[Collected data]
·····

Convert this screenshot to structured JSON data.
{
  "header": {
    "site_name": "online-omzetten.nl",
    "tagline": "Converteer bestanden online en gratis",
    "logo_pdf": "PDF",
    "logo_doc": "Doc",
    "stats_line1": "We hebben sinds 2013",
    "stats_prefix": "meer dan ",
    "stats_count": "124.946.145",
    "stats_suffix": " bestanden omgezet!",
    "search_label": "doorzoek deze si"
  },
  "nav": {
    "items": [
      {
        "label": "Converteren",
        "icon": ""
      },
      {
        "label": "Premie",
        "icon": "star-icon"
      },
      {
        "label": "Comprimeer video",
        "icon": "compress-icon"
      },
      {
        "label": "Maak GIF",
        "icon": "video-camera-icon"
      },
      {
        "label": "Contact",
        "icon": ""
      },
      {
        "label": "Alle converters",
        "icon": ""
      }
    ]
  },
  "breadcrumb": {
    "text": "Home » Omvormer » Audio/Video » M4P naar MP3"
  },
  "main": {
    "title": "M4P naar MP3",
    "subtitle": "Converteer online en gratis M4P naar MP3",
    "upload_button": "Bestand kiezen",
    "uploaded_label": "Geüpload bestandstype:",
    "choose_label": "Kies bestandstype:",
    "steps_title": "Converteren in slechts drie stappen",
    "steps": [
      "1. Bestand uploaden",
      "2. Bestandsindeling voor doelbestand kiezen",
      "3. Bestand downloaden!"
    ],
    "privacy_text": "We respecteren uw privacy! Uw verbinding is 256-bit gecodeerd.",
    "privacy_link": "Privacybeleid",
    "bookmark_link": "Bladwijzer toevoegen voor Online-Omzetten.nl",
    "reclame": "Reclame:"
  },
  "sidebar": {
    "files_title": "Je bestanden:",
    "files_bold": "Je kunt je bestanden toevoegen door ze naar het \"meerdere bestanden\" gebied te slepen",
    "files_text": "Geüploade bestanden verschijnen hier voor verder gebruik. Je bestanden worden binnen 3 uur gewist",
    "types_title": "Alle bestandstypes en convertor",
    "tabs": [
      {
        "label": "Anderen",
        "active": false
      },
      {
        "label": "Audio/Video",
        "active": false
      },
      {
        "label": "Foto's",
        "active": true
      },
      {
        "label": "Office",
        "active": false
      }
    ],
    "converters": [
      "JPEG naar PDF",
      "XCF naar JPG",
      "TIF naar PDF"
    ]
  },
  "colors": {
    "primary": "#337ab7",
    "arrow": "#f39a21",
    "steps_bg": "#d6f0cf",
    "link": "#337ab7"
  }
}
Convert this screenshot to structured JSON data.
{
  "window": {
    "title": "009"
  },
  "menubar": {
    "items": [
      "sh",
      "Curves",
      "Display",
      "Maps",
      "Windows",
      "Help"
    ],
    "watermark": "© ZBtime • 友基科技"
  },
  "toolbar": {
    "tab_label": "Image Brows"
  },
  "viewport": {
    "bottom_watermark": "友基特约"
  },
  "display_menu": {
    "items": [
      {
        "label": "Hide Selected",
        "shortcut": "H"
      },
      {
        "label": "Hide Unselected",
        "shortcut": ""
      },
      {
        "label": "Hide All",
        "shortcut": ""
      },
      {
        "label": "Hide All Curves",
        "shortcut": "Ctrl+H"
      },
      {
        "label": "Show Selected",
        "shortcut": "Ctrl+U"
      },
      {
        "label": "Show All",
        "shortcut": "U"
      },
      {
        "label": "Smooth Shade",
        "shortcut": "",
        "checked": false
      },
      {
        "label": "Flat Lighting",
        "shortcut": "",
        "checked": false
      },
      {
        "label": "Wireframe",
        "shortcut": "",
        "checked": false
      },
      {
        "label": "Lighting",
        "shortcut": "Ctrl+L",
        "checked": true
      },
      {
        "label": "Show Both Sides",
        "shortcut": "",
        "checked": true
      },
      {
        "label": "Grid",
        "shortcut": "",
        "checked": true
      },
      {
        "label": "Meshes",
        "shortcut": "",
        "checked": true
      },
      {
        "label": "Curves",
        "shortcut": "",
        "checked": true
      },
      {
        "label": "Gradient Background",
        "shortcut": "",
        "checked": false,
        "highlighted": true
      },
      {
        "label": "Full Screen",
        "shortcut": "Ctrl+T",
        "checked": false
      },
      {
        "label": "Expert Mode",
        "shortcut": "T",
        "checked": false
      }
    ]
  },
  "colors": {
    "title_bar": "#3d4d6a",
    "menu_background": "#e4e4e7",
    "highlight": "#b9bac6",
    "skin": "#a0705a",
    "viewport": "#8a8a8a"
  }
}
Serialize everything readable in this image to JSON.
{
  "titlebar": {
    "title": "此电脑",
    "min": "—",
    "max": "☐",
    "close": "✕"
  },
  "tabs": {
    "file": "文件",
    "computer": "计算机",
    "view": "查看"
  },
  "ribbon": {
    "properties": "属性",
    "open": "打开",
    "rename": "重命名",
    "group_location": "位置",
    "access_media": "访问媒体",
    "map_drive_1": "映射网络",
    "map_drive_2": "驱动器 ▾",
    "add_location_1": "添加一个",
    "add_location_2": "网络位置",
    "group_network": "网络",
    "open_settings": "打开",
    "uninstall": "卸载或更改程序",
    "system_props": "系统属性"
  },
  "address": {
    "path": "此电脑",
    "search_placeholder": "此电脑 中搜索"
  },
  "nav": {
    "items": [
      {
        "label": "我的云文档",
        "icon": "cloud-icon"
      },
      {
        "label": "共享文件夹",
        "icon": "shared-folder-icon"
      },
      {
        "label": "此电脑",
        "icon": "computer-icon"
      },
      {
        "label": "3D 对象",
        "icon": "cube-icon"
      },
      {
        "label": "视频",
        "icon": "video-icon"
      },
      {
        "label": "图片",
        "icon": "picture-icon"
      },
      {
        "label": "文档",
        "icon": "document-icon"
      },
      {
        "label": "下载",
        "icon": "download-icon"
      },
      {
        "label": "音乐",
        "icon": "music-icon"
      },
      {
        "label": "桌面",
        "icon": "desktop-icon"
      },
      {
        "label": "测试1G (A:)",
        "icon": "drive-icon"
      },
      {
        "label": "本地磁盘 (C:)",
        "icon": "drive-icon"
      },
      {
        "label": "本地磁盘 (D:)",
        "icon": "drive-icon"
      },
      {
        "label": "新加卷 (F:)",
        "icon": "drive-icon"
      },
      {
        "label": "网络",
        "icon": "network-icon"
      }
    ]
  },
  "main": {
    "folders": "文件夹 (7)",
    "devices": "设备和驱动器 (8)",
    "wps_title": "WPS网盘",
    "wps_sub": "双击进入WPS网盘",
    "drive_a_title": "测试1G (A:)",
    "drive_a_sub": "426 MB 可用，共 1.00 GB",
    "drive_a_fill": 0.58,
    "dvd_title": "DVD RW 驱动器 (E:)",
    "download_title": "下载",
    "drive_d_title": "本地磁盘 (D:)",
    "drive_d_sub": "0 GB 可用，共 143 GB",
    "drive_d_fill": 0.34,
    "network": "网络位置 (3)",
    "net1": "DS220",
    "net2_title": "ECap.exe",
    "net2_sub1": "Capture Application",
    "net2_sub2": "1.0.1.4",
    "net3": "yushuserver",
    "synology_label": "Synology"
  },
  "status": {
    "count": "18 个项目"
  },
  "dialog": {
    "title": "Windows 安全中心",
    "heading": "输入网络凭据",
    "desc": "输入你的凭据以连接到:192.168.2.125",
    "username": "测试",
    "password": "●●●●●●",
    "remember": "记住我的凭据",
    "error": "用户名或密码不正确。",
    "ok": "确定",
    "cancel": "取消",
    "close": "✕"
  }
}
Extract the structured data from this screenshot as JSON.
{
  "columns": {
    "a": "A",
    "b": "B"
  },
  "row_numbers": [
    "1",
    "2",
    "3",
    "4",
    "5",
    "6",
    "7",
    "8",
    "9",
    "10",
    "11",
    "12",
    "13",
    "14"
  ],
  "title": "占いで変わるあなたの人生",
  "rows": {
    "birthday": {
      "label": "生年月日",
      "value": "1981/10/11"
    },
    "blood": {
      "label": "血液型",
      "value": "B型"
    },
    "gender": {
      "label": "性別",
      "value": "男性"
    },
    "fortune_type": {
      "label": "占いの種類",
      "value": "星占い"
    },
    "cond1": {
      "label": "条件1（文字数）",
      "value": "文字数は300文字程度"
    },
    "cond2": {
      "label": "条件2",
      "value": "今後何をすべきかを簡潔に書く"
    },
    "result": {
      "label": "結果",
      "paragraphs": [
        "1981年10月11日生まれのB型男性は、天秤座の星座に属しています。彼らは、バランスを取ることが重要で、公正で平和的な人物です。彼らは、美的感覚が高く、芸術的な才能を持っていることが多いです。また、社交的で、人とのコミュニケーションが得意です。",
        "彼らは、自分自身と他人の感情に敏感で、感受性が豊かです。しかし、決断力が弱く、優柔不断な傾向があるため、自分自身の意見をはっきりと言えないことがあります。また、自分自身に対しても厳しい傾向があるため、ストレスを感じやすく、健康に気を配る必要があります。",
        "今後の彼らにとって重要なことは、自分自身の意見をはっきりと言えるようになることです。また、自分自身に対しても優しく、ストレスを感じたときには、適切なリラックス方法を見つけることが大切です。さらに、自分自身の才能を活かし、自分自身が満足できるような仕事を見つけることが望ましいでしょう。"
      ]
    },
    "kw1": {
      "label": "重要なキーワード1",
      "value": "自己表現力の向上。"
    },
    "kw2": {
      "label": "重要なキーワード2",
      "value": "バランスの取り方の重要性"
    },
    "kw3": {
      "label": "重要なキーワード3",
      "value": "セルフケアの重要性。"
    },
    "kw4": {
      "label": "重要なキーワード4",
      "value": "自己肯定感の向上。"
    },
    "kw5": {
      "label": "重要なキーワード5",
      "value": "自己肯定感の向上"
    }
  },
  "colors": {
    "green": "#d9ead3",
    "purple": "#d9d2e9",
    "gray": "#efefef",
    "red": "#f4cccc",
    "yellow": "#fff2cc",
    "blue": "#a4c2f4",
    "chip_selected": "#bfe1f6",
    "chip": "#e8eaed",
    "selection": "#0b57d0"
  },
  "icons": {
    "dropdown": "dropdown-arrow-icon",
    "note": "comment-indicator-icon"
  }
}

·····

SET PROBLEM: Word for word, quote the lines from the line containing "Extract the structured" through the end of the material, both included, and nothing else.

SOLUTION TO THIS TASK:
Extract the structured data from this screenshot as JSON.
{
  "columns": {
    "a": "A",
    "b": "B"
  },
  "row_numbers": [
    "1",
    "2",
    "3",
    "4",
    "5",
    "6",
    "7",
    "8",
    "9",
    "10",
    "11",
    "12",
    "13",
    "14"
  ],
  "title": "占いで変わるあなたの人生",
  "rows": {
    "birthday": {
      "label": "生年月日",
      "value": "1981/10/11"
    },
    "blood": {
      "label": "血液型",
      "value": "B型"
    },
    "gender": {
      "label": "性別",
      "value": "男性"
    },
    "fortune_type": {
      "label": "占いの種類",
      "value": "星占い"
    },
    "cond1": {
      "label": "条件1（文字数）",
      "value": "文字数は300文字程度"
    },
    "cond2": {
      "label": "条件2",
      "value": "今後何をすべきかを簡潔に書く"
    },
    "result": {
      "label": "結果",
      "paragraphs": [
        "1981年10月11日生まれのB型男性は、天秤座の星座に属しています。彼らは、バランスを取ることが重要で、公正で平和的な人物です。彼らは、美的感覚が高く、芸術的な才能を持っていることが多いです。また、社交的で、人とのコミュニケーションが得意です。",
        "彼らは、自分自身と他人の感情に敏感で、感受性が豊かです。しかし、決断力が弱く、優柔不断な傾向があるため、自分自身の意見をはっきりと言えないことがあります。また、自分自身に対しても厳しい傾向があるため、ストレスを感じやすく、健康に気を配る必要があります。",
        "今後の彼らにとって重要なことは、自分自身の意見をはっきりと言えるようになることです。また、自分自身に対しても優しく、ストレスを感じたときには、適切なリラックス方法を見つけることが大切です。さらに、自分自身の才能を活かし、自分自身が満足できるような仕事を見つけることが望ましいでしょう。"
      ]
    },
    "kw1": {
      "label": "重要なキーワード1",
      "value": "自己表現力の向上。"
    },
    "kw2": {
      "label": "重要なキーワード2",
      "value": "バランスの取り方の重要性"
    },
    "kw3": {
      "label": "重要なキーワード3",
      "value": "セルフケアの重要性。"
    },
    "kw4": {
      "label": "重要なキーワード4",
      "value": "自己肯定感の向上。"
    },
    "kw5": {
      "label": "重要なキーワード5",
      "value": "自己肯定感の向上"
    }
  },
  "colors": {
    "green": "#d9ead3",
    "purple": "#d9d2e9",
    "gray": "#efefef",
    "red": "#f4cccc",
    "yellow": "#fff2cc",
    "blue": "#a4c2f4",
    "chip_selected": "#bfe1f6",
    "chip": "#e8eaed",
    "selection": "#0b57d0"
  },
  "icons": {
    "dropdown": "dropdown-arrow-icon",
    "note": "comment-indicator-icon"
  }
}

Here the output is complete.